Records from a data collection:
+-------+

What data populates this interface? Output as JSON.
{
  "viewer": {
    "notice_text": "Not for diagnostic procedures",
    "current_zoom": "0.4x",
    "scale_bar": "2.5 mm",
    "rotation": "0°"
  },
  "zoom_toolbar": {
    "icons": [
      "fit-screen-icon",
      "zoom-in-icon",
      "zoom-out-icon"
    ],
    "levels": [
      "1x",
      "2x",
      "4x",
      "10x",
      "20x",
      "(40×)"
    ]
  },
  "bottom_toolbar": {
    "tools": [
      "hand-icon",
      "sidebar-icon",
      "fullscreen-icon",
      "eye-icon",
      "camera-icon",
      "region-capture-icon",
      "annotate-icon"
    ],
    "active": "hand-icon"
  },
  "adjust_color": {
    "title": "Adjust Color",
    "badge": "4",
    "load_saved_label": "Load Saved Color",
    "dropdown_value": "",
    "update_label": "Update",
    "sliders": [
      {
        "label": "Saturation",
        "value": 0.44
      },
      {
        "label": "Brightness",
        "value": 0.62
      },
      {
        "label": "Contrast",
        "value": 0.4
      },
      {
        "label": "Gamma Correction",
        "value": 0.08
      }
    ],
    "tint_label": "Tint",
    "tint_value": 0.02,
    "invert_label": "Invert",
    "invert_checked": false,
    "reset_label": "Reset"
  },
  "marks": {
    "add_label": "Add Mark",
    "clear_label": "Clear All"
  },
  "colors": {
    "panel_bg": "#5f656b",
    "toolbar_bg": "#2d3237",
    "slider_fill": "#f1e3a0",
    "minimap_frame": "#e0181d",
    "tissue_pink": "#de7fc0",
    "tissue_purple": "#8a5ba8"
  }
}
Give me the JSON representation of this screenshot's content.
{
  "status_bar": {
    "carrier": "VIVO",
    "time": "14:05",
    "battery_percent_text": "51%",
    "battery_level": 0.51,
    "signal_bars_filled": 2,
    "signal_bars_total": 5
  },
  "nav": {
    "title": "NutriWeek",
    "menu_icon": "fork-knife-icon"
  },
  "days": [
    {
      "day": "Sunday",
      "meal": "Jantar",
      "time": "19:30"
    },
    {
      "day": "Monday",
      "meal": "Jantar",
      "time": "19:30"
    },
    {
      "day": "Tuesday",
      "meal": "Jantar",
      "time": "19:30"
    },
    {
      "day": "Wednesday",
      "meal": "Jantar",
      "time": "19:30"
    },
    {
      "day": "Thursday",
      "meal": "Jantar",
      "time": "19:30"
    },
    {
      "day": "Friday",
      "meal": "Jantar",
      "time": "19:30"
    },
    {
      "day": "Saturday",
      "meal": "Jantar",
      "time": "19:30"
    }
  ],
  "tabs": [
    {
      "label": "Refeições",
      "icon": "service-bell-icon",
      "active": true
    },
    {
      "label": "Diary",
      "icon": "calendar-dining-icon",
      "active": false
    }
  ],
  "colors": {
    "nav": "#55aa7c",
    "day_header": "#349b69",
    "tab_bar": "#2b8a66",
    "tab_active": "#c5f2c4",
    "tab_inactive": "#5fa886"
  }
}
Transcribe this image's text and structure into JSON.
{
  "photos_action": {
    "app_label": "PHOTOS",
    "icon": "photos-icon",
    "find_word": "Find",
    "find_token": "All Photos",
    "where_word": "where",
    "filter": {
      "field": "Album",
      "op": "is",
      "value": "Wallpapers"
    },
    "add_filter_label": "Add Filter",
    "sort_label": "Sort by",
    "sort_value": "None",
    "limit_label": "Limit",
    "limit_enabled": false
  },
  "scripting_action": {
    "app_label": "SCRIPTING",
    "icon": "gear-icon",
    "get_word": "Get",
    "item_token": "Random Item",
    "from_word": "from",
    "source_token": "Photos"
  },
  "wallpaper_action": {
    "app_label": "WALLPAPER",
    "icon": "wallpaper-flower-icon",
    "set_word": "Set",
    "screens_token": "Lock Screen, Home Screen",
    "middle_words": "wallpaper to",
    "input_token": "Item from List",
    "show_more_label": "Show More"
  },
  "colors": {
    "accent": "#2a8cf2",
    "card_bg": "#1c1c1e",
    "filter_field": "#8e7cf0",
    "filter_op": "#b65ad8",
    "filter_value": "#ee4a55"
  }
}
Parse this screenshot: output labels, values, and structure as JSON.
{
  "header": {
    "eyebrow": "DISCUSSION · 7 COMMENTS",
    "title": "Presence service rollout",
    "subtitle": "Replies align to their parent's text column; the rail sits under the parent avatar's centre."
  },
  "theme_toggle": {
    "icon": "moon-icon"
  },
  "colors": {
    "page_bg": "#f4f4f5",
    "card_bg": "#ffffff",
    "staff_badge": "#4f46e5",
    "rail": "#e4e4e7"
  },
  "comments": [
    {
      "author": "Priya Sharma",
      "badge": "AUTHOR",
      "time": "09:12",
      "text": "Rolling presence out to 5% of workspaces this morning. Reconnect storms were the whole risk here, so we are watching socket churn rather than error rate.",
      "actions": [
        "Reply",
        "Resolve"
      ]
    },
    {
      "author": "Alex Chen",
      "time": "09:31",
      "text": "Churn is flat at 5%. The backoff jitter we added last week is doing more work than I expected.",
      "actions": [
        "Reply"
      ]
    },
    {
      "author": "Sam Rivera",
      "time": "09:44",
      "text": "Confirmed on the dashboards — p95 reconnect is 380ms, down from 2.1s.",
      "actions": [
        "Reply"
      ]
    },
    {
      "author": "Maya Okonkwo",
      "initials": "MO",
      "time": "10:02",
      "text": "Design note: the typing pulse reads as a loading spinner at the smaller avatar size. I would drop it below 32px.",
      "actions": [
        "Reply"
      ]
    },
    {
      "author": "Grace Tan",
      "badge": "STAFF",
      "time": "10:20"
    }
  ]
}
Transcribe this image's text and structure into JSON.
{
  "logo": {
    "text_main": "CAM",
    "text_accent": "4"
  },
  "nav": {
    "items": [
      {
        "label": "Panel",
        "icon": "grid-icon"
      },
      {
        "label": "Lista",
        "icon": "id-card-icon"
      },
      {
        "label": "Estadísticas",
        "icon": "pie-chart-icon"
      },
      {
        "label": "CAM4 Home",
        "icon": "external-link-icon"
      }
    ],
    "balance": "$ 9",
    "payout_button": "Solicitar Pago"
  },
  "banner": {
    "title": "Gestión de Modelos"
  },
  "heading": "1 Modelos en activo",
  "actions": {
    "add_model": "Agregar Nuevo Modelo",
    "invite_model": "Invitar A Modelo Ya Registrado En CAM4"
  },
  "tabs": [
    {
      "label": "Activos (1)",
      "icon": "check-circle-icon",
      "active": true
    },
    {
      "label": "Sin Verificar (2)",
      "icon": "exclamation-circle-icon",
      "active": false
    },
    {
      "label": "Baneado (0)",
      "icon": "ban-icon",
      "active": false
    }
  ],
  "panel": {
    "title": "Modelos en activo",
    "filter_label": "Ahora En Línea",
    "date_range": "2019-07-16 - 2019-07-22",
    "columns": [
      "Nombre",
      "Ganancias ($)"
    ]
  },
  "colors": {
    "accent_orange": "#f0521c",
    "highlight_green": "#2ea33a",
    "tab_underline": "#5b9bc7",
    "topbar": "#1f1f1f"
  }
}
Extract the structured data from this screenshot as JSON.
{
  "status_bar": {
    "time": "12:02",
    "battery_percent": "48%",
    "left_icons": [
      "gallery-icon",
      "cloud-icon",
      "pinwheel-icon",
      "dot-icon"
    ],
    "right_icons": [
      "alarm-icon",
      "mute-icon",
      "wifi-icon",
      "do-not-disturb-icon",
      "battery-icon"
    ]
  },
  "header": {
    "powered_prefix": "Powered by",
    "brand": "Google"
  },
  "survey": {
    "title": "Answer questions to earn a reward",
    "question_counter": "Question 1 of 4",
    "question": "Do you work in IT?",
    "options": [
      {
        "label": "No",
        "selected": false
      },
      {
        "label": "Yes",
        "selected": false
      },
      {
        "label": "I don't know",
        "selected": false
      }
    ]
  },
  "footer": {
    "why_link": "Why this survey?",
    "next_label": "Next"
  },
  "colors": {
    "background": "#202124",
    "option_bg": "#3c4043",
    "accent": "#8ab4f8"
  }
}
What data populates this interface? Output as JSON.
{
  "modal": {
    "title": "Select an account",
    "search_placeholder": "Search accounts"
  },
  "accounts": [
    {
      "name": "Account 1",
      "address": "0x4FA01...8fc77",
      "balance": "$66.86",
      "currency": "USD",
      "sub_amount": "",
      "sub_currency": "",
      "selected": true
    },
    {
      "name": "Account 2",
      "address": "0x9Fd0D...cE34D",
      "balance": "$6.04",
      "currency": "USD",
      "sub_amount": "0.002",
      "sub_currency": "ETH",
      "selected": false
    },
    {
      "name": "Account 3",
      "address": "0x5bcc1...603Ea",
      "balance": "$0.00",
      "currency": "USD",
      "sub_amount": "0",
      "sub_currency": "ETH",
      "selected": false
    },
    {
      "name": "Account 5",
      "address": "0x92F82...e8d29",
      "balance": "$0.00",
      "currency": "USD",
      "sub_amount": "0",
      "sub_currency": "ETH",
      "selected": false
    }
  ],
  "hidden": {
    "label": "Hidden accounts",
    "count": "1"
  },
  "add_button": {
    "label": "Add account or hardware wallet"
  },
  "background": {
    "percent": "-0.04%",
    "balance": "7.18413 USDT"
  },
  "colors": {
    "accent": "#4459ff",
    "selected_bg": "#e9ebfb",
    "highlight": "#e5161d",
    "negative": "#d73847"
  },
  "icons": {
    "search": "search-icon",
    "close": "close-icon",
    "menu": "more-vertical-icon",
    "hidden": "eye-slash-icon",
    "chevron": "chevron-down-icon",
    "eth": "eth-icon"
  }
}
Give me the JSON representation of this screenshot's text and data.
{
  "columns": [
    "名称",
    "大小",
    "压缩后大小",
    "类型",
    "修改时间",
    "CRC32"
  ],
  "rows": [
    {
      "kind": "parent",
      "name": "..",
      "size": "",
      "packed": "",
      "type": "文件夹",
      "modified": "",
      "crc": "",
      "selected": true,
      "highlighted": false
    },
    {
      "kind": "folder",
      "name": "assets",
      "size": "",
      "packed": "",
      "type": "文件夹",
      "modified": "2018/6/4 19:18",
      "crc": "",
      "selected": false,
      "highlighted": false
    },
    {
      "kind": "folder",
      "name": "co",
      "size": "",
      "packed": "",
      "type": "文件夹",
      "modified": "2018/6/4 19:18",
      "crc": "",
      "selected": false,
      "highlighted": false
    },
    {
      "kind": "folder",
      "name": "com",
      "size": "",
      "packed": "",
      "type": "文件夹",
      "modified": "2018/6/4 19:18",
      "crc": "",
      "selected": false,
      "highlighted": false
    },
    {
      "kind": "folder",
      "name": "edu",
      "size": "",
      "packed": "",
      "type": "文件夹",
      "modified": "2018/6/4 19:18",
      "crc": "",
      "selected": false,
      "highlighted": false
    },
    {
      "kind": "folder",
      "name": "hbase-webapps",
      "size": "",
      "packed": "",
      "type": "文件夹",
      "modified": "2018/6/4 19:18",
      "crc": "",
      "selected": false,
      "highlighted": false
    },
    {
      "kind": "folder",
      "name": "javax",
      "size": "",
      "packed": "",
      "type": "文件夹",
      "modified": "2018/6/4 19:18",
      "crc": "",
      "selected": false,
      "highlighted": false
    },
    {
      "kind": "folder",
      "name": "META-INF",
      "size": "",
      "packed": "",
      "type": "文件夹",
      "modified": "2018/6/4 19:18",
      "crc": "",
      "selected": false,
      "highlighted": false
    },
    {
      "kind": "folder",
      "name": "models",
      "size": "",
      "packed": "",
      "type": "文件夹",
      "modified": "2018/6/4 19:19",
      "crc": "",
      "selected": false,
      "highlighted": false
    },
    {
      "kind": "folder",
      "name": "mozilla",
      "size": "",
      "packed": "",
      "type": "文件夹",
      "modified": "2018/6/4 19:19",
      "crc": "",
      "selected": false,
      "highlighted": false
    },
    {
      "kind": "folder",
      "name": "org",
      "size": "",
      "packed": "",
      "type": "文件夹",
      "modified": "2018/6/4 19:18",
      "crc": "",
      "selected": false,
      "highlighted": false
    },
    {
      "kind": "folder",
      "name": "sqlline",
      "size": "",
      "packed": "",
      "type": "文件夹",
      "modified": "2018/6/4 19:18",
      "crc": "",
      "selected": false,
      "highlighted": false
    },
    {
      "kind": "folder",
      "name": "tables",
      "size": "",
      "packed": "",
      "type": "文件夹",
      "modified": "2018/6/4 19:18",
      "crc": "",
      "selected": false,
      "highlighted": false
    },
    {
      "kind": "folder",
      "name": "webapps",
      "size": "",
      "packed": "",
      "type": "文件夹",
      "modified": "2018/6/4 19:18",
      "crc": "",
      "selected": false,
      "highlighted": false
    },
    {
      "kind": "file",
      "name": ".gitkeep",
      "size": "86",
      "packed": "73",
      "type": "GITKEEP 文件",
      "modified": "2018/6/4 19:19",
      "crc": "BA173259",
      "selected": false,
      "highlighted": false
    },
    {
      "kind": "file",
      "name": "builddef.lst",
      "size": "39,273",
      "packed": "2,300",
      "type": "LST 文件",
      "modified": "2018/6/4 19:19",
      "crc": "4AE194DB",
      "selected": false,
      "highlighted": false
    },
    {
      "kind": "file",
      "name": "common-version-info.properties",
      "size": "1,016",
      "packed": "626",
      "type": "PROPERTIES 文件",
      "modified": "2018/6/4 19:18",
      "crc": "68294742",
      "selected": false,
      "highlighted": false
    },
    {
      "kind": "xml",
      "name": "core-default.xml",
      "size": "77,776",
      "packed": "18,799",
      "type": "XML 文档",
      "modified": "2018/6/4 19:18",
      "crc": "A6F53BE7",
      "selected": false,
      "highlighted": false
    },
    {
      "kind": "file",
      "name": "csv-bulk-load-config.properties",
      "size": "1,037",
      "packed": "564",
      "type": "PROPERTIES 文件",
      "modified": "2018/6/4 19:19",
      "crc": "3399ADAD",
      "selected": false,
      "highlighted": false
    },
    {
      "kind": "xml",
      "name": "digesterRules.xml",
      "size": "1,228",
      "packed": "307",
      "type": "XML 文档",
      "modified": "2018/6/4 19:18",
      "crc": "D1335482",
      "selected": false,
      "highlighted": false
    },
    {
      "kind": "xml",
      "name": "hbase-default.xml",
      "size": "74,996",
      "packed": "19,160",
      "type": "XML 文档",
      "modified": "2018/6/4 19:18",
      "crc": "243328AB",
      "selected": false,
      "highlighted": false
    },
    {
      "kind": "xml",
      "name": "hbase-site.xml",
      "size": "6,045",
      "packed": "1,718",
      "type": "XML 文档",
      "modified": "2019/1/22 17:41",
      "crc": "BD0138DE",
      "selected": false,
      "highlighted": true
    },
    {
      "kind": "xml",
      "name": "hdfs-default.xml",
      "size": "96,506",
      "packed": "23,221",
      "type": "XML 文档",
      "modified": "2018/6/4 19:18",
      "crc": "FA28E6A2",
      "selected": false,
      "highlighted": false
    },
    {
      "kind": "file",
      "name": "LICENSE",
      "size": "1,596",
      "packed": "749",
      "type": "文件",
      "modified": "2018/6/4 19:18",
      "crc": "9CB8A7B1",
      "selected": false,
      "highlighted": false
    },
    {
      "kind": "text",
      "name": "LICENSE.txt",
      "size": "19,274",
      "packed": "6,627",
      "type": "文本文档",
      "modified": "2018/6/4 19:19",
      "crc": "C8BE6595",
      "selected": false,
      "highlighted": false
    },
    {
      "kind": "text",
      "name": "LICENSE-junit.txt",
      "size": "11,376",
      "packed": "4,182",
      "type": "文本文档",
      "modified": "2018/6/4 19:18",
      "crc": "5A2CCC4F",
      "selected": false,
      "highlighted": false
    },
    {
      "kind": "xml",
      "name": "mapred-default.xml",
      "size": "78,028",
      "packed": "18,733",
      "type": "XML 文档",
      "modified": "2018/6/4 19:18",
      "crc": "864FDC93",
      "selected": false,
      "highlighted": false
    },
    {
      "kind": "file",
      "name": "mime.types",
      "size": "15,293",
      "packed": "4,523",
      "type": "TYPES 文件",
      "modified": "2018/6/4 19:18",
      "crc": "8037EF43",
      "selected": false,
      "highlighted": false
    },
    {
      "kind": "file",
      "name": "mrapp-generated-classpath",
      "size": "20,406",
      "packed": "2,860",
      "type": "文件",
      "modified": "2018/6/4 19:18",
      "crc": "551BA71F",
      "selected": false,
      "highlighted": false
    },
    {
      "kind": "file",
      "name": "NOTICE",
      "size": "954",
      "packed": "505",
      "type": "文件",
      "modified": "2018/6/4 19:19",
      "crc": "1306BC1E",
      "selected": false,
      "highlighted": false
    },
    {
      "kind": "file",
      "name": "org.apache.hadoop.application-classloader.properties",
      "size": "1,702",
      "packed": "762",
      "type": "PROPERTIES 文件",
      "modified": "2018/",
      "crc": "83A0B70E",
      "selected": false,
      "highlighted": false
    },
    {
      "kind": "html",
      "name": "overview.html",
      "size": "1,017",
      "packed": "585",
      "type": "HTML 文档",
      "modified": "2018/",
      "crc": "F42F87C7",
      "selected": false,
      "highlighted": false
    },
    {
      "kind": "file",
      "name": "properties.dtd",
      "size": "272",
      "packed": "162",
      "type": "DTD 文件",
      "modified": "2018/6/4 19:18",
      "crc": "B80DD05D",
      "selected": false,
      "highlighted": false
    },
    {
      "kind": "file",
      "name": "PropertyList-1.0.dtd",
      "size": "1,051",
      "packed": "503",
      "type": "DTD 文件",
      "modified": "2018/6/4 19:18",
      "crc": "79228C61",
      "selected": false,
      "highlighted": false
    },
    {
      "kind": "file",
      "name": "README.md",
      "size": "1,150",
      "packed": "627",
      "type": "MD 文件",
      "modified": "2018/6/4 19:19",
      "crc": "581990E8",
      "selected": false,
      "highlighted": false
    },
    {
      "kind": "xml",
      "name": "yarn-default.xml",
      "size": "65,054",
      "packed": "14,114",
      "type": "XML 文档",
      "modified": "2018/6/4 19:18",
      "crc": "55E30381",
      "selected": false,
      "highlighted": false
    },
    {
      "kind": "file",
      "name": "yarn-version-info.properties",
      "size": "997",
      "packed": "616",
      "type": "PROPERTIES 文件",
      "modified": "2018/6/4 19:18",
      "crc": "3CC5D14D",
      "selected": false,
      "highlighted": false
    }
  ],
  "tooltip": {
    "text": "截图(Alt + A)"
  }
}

+-------+

The problem —
Using the data above, copy each line that contains "hbase".

Solution to the exercise —
      "name": "hbase-webapps",
      "name": "hbase-default.xml",
      "name": "hbase-site.xml",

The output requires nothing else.